--- Exercise directions ---
The records below must be transcribed exactly. Do not include the pictures.

[Records from a collection]
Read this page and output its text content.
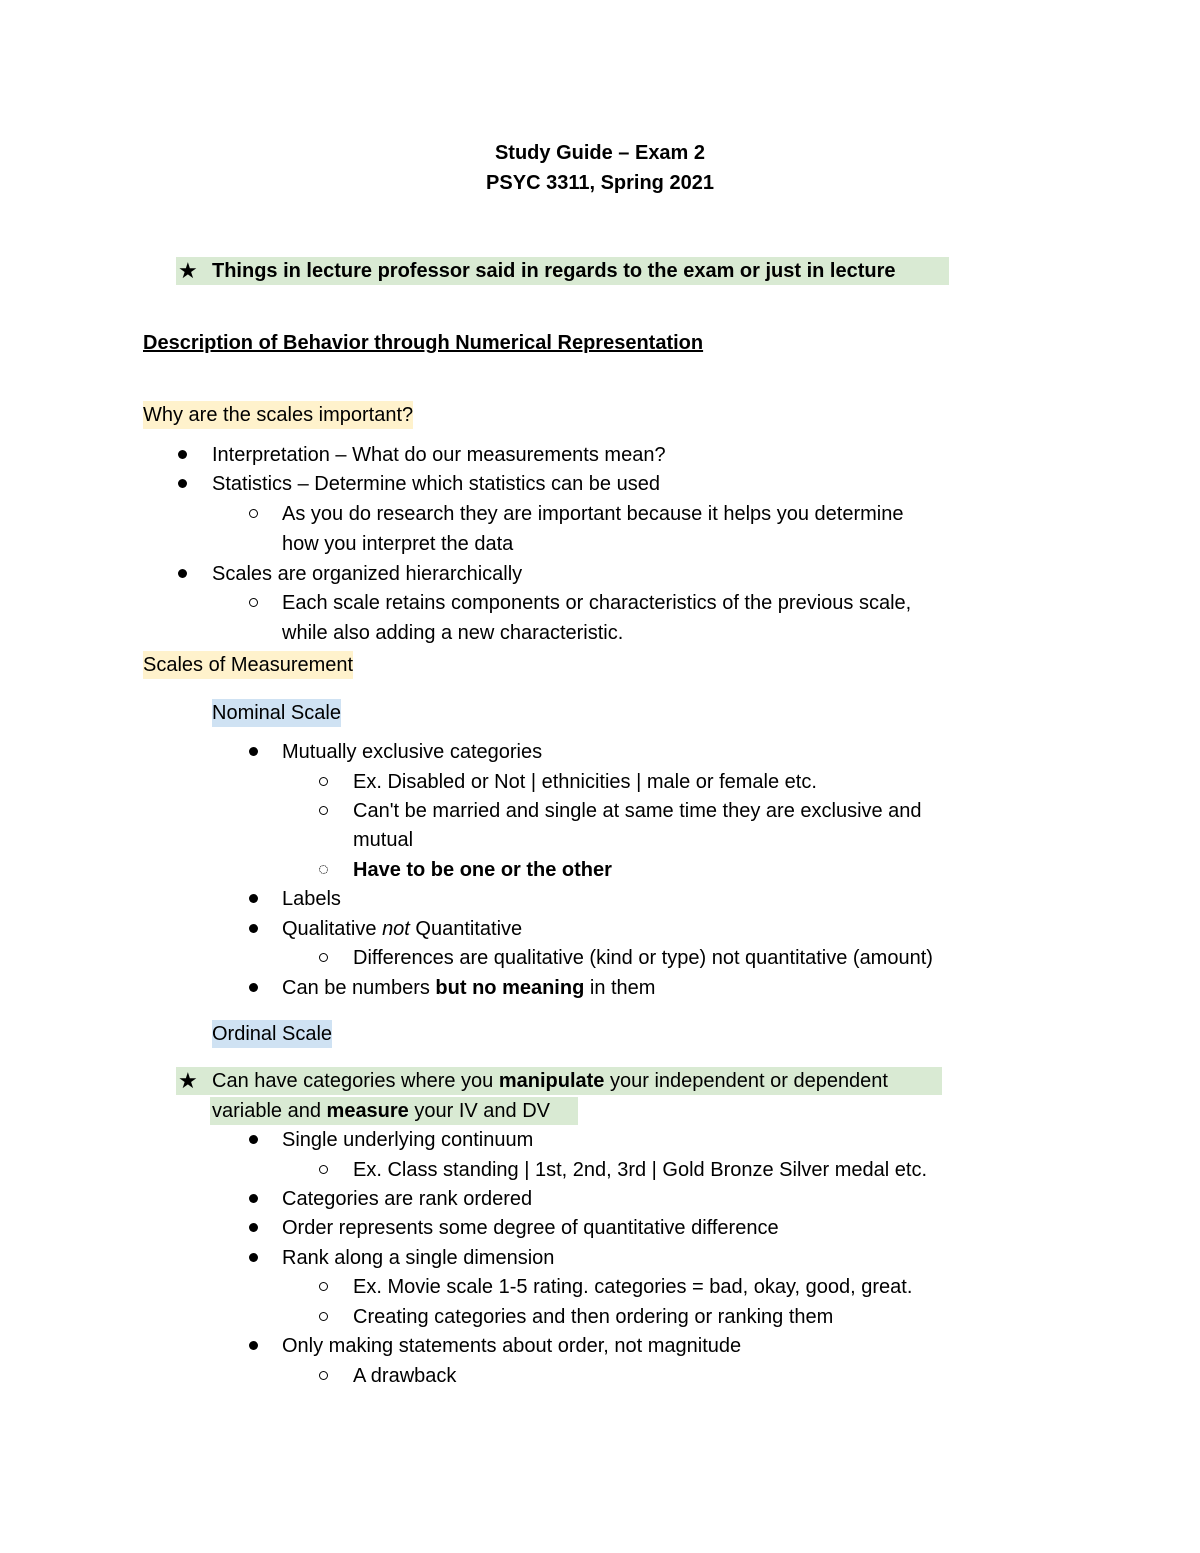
Study Guide – Exam 2
PSYC 3311, Spring 2021
★ Things in lecture professor said in regards to the exam or just in lecture
Description of Behavior through Numerical Representation
Why are the scales important?
Interpretation – What do our measurements mean?
Statistics – Determine which statistics can be used
As you do research they are important because it helps you determine
how you interpret the data
Scales are organized hierarchically
Each scale retains components or characteristics of the previous scale,
while also adding a new characteristic.
Scales of Measurement
Nominal Scale
Mutually exclusive categories
Ex. Disabled or Not | ethnicities | male or female etc.
Can't be married and single at same time they are exclusive and
mutual
Have to be one or the other
Labels
Qualitative not Quantitative
Differences are qualitative (kind or type) not quantitative (amount)
Can be numbers but no meaning in them
Ordinal Scale
★ Can have categories where you manipulate your independent or dependent
variable and measure your IV and DV
Single underlying continuum
Ex. Class standing | 1st, 2nd, 3rd | Gold Bronze Silver medal etc.
Categories are rank ordered
Order represents some degree of quantitative difference
Rank along a single dimension
Ex. Movie scale 1-5 rating. categories = bad, okay, good, great.
Creating categories and then ordering or ranking them
Only making statements about order, not magnitude
A drawback
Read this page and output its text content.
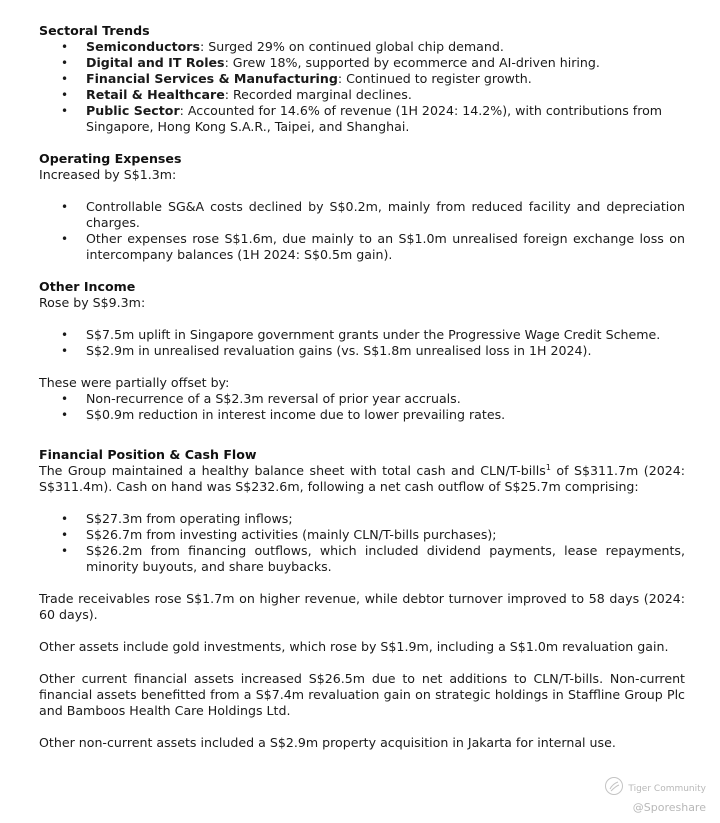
Sectoral Trends
• Semiconductors: Surged 29% on continued global chip demand.
• Digital and IT Roles: Grew 18%, supported by ecommerce and AI-driven hiring.
• Financial Services & Manufacturing: Continued to register growth.
• Retail & Healthcare: Recorded marginal declines.
• Public Sector: Accounted for 14.6% of revenue (1H 2024: 14.2%), with contributions from Singapore, Hong Kong S.A.R., Taipei, and Shanghai.
Operating Expenses

Increased by S$1.3m:

• Controllable SG&A costs declined by S$0.2m, mainly from reduced facility and depreciation charges.
• Other expenses rose S$1.6m, due mainly to an S$1.0m unrealised foreign exchange loss on intercompany balances (1H 2024: S$0.5m gain).
Other Income

Rose by S$9.3m:

• S$7.5m uplift in Singapore government grants under the Progressive Wage Credit Scheme.
• S$2.9m in unrealised revaluation gains (vs. S$1.8m unrealised loss in 1H 2024).

These were partially offset by:

• Non-recurrence of a S$2.3m reversal of prior year accruals.
• S$0.9m reduction in interest income due to lower prevailing rates.
Financial Position & Cash Flow

The Group maintained a healthy balance sheet with total cash and CLN/T-bills$^1$ of S$311.7m (2024: S$311.4m). Cash on hand was S$232.6m, following a net cash outflow of S$25.7m comprising:

• S$27.3m from operating inflows;
• S$26.7m from investing activities (mainly CLN/T-bills purchases);
• S$26.2m from financing outflows, which included dividend payments, lease repayments, minority buyouts, and share buybacks.

Trade receivables rose S$1.7m on higher revenue, while debtor turnover improved to 58 days (2024: 60 days).

Other assets include gold investments, which rose by S$1.9m, including a S$1.0m revaluation gain.

Other current financial assets increased S$26.5m due to net additions to CLN/T-bills. Non-current financial assets benefitted from a S$7.4m revaluation gain on strategic holdings in Staffline Group Plc and Bamboos Health Care Holdings Ltd.

Other non-current assets included a S$2.9m property acquisition in Jakarta for internal use.

Tiger Community
@Sporeshare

--- Solution to this task ---
Read this page and output its text content.
Study Guide – Exam 2
PSYC 3311, Spring 2021
★ Things in lecture professor said in regards to the exam or just in lecture
Description of Behavior through Numerical Representation
Why are the scales important?
Interpretation – What do our measurements mean?
Statistics – Determine which statistics can be used
As you do research they are important because it helps you determine
how you interpret the data
Scales are organized hierarchically
Each scale retains components or characteristics of the previous scale,
while also adding a new characteristic.
Scales of Measurement
Nominal Scale
Mutually exclusive categories
Ex. Disabled or Not | ethnicities | male or female etc.
Can't be married and single at same time they are exclusive and
mutual
Have to be one or the other
Labels
Qualitative not Quantitative
Differences are qualitative (kind or type) not quantitative (amount)
Can be numbers but no meaning in them
Ordinal Scale
★ Can have categories where you manipulate your independent or dependent
variable and measure your IV and DV
Single underlying continuum
Ex. Class standing | 1st, 2nd, 3rd | Gold Bronze Silver medal etc.
Categories are rank ordered
Order represents some degree of quantitative difference
Rank along a single dimension
Ex. Movie scale 1-5 rating. categories = bad, okay, good, great.
Creating categories and then ordering or ranking them
Only making statements about order, not magnitude
A drawback
Read this page and output its text content.
Sectoral Trends
• Semiconductors: Surged 29% on continued global chip demand.
• Digital and IT Roles: Grew 18%, supported by ecommerce and AI-driven hiring.
• Financial Services & Manufacturing: Continued to register growth.
• Retail & Healthcare: Recorded marginal declines.
• Public Sector: Accounted for 14.6% of revenue (1H 2024: 14.2%), with contributions from Singapore, Hong Kong S.A.R., Taipei, and Shanghai.
Operating Expenses

Increased by S$1.3m:

• Controllable SG&A costs declined by S$0.2m, mainly from reduced facility and depreciation charges.
• Other expenses rose S$1.6m, due mainly to an S$1.0m unrealised foreign exchange loss on intercompany balances (1H 2024: S$0.5m gain).
Other Income

Rose by S$9.3m:

• S$7.5m uplift in Singapore government grants under the Progressive Wage Credit Scheme.
• S$2.9m in unrealised revaluation gains (vs. S$1.8m unrealised loss in 1H 2024).

These were partially offset by:

• Non-recurrence of a S$2.3m reversal of prior year accruals.
• S$0.9m reduction in interest income due to lower prevailing rates.
Financial Position & Cash Flow

The Group maintained a healthy balance sheet with total cash and CLN/T-bills$^1$ of S$311.7m (2024: S$311.4m). Cash on hand was S$232.6m, following a net cash outflow of S$25.7m comprising:

• S$27.3m from operating inflows;
• S$26.7m from investing activities (mainly CLN/T-bills purchases);
• S$26.2m from financing outflows, which included dividend payments, lease repayments, minority buyouts, and share buybacks.

Trade receivables rose S$1.7m on higher revenue, while debtor turnover improved to 58 days (2024: 60 days).

Other assets include gold investments, which rose by S$1.9m, including a S$1.0m revaluation gain.

Other current financial assets increased S$26.5m due to net additions to CLN/T-bills. Non-current financial assets benefitted from a S$7.4m revaluation gain on strategic holdings in Staffline Group Plc and Bamboos Health Care Holdings Ltd.

Other non-current assets included a S$2.9m property acquisition in Jakarta for internal use.

Tiger Community
@Sporeshare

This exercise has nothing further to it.